AIM:
Tally the lines in the records underneath that contain the string "Watts", and state the figure by itself.

THE INPUT:
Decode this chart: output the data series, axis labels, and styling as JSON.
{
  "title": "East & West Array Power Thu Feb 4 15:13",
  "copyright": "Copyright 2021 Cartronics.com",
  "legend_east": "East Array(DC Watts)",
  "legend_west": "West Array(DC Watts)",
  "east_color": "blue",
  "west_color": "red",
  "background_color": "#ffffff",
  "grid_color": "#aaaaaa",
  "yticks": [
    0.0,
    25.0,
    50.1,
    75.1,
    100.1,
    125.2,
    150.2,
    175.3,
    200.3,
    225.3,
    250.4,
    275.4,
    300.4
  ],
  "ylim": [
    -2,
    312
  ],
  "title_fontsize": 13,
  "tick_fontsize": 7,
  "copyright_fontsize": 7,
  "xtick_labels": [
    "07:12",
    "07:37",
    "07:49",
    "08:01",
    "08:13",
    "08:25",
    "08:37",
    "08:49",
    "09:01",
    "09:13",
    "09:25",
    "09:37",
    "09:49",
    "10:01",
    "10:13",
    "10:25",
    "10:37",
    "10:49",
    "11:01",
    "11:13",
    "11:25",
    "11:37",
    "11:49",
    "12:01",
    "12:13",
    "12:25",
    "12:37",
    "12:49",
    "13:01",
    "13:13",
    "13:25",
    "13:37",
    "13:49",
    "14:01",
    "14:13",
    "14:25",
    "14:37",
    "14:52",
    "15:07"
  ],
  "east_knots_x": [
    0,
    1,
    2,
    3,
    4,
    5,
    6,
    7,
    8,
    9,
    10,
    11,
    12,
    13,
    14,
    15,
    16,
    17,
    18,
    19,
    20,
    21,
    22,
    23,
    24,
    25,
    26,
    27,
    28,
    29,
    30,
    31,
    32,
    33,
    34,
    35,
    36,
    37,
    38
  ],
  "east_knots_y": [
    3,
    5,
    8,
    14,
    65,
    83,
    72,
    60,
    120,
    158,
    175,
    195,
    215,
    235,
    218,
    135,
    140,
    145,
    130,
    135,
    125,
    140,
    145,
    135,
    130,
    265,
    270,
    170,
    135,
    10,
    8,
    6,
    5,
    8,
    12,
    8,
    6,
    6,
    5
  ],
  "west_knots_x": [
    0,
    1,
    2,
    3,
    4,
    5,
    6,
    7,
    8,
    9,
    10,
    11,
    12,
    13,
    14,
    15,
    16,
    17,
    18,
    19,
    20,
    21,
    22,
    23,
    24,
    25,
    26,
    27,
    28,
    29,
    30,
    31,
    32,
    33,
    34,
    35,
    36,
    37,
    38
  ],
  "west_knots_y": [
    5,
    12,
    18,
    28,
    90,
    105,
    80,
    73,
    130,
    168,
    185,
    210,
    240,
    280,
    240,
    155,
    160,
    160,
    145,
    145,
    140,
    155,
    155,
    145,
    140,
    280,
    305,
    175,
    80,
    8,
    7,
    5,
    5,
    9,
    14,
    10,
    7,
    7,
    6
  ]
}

RESULT FOR THIS TASK:
2